-- Start of SUPPLIED DATA --
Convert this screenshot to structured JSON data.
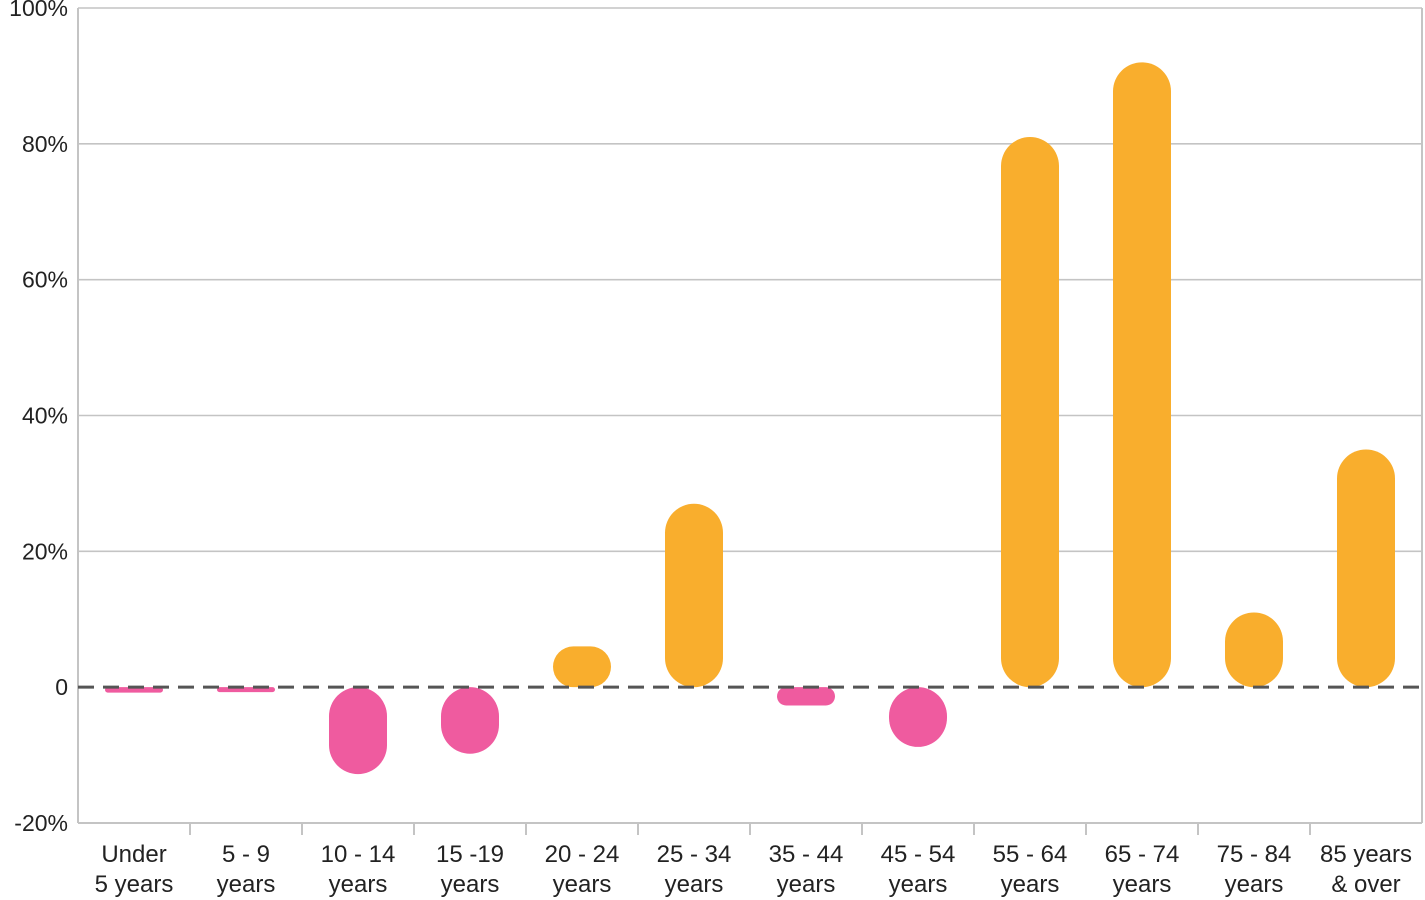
{
  "chart_data": {
    "type": "bar",
    "title": "",
    "xlabel": "",
    "ylabel": "",
    "ylim": [
      -20,
      100
    ],
    "ytick_values": [
      -20,
      0,
      20,
      40,
      60,
      80,
      100
    ],
    "ytick_labels": [
      "-20%",
      "0",
      "20%",
      "40%",
      "60%",
      "80%",
      "100%"
    ],
    "grid": true,
    "legend": "none",
    "zero_line": "dashed",
    "categories": [
      [
        "Under",
        "5 years"
      ],
      [
        "5 - 9",
        "years"
      ],
      [
        "10 - 14",
        "years"
      ],
      [
        "15 -19",
        "years"
      ],
      [
        "20 - 24",
        "years"
      ],
      [
        "25 - 34",
        "years"
      ],
      [
        "35 - 44",
        "years"
      ],
      [
        "45 - 54",
        "years"
      ],
      [
        "55 - 64",
        "years"
      ],
      [
        "65 - 74",
        "years"
      ],
      [
        "75 - 84",
        "years"
      ],
      [
        "85 years",
        "& over"
      ]
    ],
    "values": [
      -0.8,
      -0.7,
      -12.8,
      -9.8,
      6,
      27,
      -2.7,
      -8.8,
      81,
      92,
      11,
      35
    ],
    "colors": {
      "positive": "#F9AE2D",
      "negative": "#EF5B9F",
      "grid": "#c4c4c4",
      "zero_line": "#555555"
    }
  }
}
-- End of SUPPLIED DATA --
REQUIRED WORK: From the listing above, print every entry precisely and drop the pictures.

EXERCISE ANSWER:
Convert this screenshot to structured JSON data.
{
  "chart_data": {
    "type": "bar",
    "title": "",
    "xlabel": "",
    "ylabel": "",
    "ylim": [
      -20,
      100
    ],
    "ytick_values": [
      -20,
      0,
      20,
      40,
      60,
      80,
      100
    ],
    "ytick_labels": [
      "-20%",
      "0",
      "20%",
      "40%",
      "60%",
      "80%",
      "100%"
    ],
    "grid": true,
    "legend": "none",
    "zero_line": "dashed",
    "categories": [
      [
        "Under",
        "5 years"
      ],
      [
        "5 - 9",
        "years"
      ],
      [
        "10 - 14",
        "years"
      ],
      [
        "15 -19",
        "years"
      ],
      [
        "20 - 24",
        "years"
      ],
      [
        "25 - 34",
        "years"
      ],
      [
        "35 - 44",
        "years"
      ],
      [
        "45 - 54",
        "years"
      ],
      [
        "55 - 64",
        "years"
      ],
      [
        "65 - 74",
        "years"
      ],
      [
        "75 - 84",
        "years"
      ],
      [
        "85 years",
        "& over"
      ]
    ],
    "values": [
      -0.8,
      -0.7,
      -12.8,
      -9.8,
      6,
      27,
      -2.7,
      -8.8,
      81,
      92,
      11,
      35
    ],
    "colors": {
      "positive": "#F9AE2D",
      "negative": "#EF5B9F",
      "grid": "#c4c4c4",
      "zero_line": "#555555"
    }
  }
}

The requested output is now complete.